### WRITTEN EXERCISE:
Rewrite all of the material below, changing each "x-tick-label" to "horizontal-tick-label" and keeping every other character the same.

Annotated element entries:
- - - - - - -

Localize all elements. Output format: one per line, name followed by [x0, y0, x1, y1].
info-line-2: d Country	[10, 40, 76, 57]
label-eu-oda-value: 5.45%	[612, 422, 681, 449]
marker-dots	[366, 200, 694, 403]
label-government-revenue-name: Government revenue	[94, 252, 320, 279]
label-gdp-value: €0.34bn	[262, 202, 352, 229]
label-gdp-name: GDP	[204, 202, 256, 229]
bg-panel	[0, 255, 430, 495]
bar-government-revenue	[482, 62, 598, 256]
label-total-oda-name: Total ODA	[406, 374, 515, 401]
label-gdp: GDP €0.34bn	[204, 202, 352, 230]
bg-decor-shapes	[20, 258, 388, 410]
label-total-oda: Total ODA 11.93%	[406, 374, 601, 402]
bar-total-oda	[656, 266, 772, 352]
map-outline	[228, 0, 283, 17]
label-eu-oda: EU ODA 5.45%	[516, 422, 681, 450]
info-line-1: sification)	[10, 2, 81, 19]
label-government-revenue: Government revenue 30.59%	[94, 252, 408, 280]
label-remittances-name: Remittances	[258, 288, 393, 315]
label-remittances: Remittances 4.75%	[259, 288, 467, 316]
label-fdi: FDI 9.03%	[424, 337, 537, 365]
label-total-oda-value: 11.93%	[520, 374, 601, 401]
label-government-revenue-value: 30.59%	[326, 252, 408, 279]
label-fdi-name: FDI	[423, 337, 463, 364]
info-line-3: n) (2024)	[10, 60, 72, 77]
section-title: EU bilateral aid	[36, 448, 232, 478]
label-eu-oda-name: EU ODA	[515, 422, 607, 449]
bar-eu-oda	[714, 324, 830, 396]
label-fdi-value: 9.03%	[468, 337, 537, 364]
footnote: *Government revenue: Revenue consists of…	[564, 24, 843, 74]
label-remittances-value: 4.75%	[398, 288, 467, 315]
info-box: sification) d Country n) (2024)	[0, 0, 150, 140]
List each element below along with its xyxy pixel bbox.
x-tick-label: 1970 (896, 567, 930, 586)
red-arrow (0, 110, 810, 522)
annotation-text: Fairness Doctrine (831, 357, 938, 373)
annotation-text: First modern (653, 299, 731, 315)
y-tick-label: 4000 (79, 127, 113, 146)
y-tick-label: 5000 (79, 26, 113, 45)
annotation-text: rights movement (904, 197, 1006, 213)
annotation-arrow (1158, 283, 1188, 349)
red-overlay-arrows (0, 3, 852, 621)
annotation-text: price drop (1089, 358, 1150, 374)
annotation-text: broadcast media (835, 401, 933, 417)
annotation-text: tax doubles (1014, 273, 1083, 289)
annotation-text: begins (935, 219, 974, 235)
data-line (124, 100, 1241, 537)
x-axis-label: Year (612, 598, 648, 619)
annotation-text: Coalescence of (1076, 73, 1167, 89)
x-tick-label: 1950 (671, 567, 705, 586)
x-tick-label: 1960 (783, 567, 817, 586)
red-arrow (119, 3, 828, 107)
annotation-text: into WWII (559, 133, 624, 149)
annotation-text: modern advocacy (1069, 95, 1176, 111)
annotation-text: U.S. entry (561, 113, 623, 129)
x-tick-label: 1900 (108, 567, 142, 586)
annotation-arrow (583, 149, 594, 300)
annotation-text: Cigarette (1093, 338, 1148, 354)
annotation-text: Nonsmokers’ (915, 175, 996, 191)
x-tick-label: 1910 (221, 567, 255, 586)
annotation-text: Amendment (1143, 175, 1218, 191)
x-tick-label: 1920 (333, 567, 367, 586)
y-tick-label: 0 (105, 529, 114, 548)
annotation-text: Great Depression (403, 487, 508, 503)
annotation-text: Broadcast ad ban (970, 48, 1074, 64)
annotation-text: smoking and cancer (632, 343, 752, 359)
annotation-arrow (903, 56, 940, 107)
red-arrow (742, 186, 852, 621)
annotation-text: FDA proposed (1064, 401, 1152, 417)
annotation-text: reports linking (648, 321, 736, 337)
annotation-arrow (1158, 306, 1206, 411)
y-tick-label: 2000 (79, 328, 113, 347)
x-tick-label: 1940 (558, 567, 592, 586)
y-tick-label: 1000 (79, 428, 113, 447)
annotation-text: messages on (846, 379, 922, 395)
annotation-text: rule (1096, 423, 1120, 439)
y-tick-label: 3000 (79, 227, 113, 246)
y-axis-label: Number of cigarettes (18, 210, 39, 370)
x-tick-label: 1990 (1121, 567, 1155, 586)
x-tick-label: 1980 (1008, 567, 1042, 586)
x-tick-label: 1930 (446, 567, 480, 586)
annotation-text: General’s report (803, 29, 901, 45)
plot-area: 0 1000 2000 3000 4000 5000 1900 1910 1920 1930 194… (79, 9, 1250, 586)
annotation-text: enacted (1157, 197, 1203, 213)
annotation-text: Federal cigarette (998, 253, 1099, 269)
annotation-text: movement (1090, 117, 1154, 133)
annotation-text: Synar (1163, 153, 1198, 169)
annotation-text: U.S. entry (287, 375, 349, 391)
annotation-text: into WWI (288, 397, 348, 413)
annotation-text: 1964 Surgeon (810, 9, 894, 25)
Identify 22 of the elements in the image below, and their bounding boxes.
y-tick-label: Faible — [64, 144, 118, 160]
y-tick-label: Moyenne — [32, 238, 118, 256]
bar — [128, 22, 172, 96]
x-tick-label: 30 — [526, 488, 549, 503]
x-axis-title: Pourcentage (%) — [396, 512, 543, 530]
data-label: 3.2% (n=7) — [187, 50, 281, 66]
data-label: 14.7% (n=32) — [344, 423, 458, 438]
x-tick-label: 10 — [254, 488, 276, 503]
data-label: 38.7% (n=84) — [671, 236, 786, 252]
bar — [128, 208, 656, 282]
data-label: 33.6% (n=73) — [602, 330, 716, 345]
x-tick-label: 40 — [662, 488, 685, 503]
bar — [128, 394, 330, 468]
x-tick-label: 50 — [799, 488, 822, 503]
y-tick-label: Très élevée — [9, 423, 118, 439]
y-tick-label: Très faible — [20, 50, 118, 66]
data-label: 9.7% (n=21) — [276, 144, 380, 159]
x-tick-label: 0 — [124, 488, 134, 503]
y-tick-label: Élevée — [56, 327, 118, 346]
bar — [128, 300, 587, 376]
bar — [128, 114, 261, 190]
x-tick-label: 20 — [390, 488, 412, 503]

- - - - - - -

### EXERCISE RESPONSE:
Localize all elements. Output format: one per line, name followed by [x0, y0, x1, y1].
info-line-2: d Country	[10, 40, 76, 57]
label-eu-oda-value: 5.45%	[612, 422, 681, 449]
marker-dots	[366, 200, 694, 403]
label-government-revenue-name: Government revenue	[94, 252, 320, 279]
label-gdp-value: €0.34bn	[262, 202, 352, 229]
label-gdp-name: GDP	[204, 202, 256, 229]
bg-panel	[0, 255, 430, 495]
bar-government-revenue	[482, 62, 598, 256]
label-total-oda-name: Total ODA	[406, 374, 515, 401]
label-gdp: GDP €0.34bn	[204, 202, 352, 230]
bg-decor-shapes	[20, 258, 388, 410]
label-total-oda: Total ODA 11.93%	[406, 374, 601, 402]
bar-total-oda	[656, 266, 772, 352]
map-outline	[228, 0, 283, 17]
label-eu-oda: EU ODA 5.45%	[516, 422, 681, 450]
info-line-1: sification)	[10, 2, 81, 19]
label-government-revenue: Government revenue 30.59%	[94, 252, 408, 280]
label-remittances-name: Remittances	[258, 288, 393, 315]
label-remittances: Remittances 4.75%	[259, 288, 467, 316]
label-fdi: FDI 9.03%	[424, 337, 537, 365]
label-total-oda-value: 11.93%	[520, 374, 601, 401]
label-government-revenue-value: 30.59%	[326, 252, 408, 279]
label-fdi-name: FDI	[423, 337, 463, 364]
info-line-3: n) (2024)	[10, 60, 72, 77]
section-title: EU bilateral aid	[36, 448, 232, 478]
label-eu-oda-name: EU ODA	[515, 422, 607, 449]
bar-eu-oda	[714, 324, 830, 396]
label-fdi-value: 9.03%	[468, 337, 537, 364]
footnote: *Government revenue: Revenue consists of…	[564, 24, 843, 74]
label-remittances-value: 4.75%	[398, 288, 467, 315]
info-box: sification) d Country n) (2024)	[0, 0, 150, 140]
List each element below along with its xyxy pixel bbox.
horizontal-tick-label: 1970 (896, 567, 930, 586)
red-arrow (0, 110, 810, 522)
annotation-text: Fairness Doctrine (831, 357, 938, 373)
annotation-text: First modern (653, 299, 731, 315)
y-tick-label: 4000 (79, 127, 113, 146)
y-tick-label: 5000 (79, 26, 113, 45)
annotation-text: rights movement (904, 197, 1006, 213)
annotation-arrow (1158, 283, 1188, 349)
red-overlay-arrows (0, 3, 852, 621)
annotation-text: price drop (1089, 358, 1150, 374)
annotation-text: broadcast media (835, 401, 933, 417)
annotation-text: tax doubles (1014, 273, 1083, 289)
annotation-text: begins (935, 219, 974, 235)
data-line (124, 100, 1241, 537)
x-axis-label: Year (612, 598, 648, 619)
annotation-text: Coalescence of (1076, 73, 1167, 89)
horizontal-tick-label: 1950 (671, 567, 705, 586)
horizontal-tick-label: 1960 (783, 567, 817, 586)
red-arrow (119, 3, 828, 107)
annotation-text: into WWII (559, 133, 624, 149)
annotation-text: modern advocacy (1069, 95, 1176, 111)
annotation-text: U.S. entry (561, 113, 623, 129)
horizontal-tick-label: 1900 (108, 567, 142, 586)
annotation-arrow (583, 149, 594, 300)
annotation-text: Cigarette (1093, 338, 1148, 354)
annotation-text: Nonsmokers’ (915, 175, 996, 191)
horizontal-tick-label: 1910 (221, 567, 255, 586)
annotation-text: Amendment (1143, 175, 1218, 191)
horizontal-tick-label: 1920 (333, 567, 367, 586)
y-tick-label: 0 (105, 529, 114, 548)
annotation-text: Great Depression (403, 487, 508, 503)
annotation-text: Broadcast ad ban (970, 48, 1074, 64)
annotation-text: smoking and cancer (632, 343, 752, 359)
annotation-arrow (903, 56, 940, 107)
red-arrow (742, 186, 852, 621)
annotation-text: FDA proposed (1064, 401, 1152, 417)
annotation-text: reports linking (648, 321, 736, 337)
annotation-arrow (1158, 306, 1206, 411)
y-tick-label: 2000 (79, 328, 113, 347)
horizontal-tick-label: 1940 (558, 567, 592, 586)
y-tick-label: 1000 (79, 428, 113, 447)
annotation-text: messages on (846, 379, 922, 395)
annotation-text: rule (1096, 423, 1120, 439)
y-tick-label: 3000 (79, 227, 113, 246)
y-axis-label: Number of cigarettes (18, 210, 39, 370)
horizontal-tick-label: 1990 (1121, 567, 1155, 586)
horizontal-tick-label: 1980 (1008, 567, 1042, 586)
horizontal-tick-label: 1930 (446, 567, 480, 586)
annotation-text: General’s report (803, 29, 901, 45)
plot-area: 0 1000 2000 3000 4000 5000 1900 1910 1920 1930 194… (79, 9, 1250, 586)
annotation-text: enacted (1157, 197, 1203, 213)
annotation-text: Federal cigarette (998, 253, 1099, 269)
annotation-text: movement (1090, 117, 1154, 133)
annotation-text: Synar (1163, 153, 1198, 169)
annotation-text: U.S. entry (287, 375, 349, 391)
annotation-text: into WWI (288, 397, 348, 413)
annotation-text: 1964 Surgeon (810, 9, 894, 25)
Identify 22 of the elements in the image below, and their bounding boxes.
y-tick-label: Faible — [64, 144, 118, 160]
y-tick-label: Moyenne — [32, 238, 118, 256]
bar — [128, 22, 172, 96]
horizontal-tick-label: 30 — [526, 488, 549, 503]
x-axis-title: Pourcentage (%) — [396, 512, 543, 530]
data-label: 3.2% (n=7) — [187, 50, 281, 66]
data-label: 14.7% (n=32) — [344, 423, 458, 438]
horizontal-tick-label: 10 — [254, 488, 276, 503]
data-label: 38.7% (n=84) — [671, 236, 786, 252]
bar — [128, 208, 656, 282]
data-label: 33.6% (n=73) — [602, 330, 716, 345]
horizontal-tick-label: 40 — [662, 488, 685, 503]
bar — [128, 394, 330, 468]
horizontal-tick-label: 50 — [799, 488, 822, 503]
y-tick-label: Très élevée — [9, 423, 118, 439]
y-tick-label: Très faible — [20, 50, 118, 66]
data-label: 9.7% (n=21) — [276, 144, 380, 159]
horizontal-tick-label: 0 — [124, 488, 134, 503]
y-tick-label: Élevée — [56, 327, 118, 346]
bar — [128, 300, 587, 376]
bar — [128, 114, 261, 190]
horizontal-tick-label: 20 — [390, 488, 412, 503]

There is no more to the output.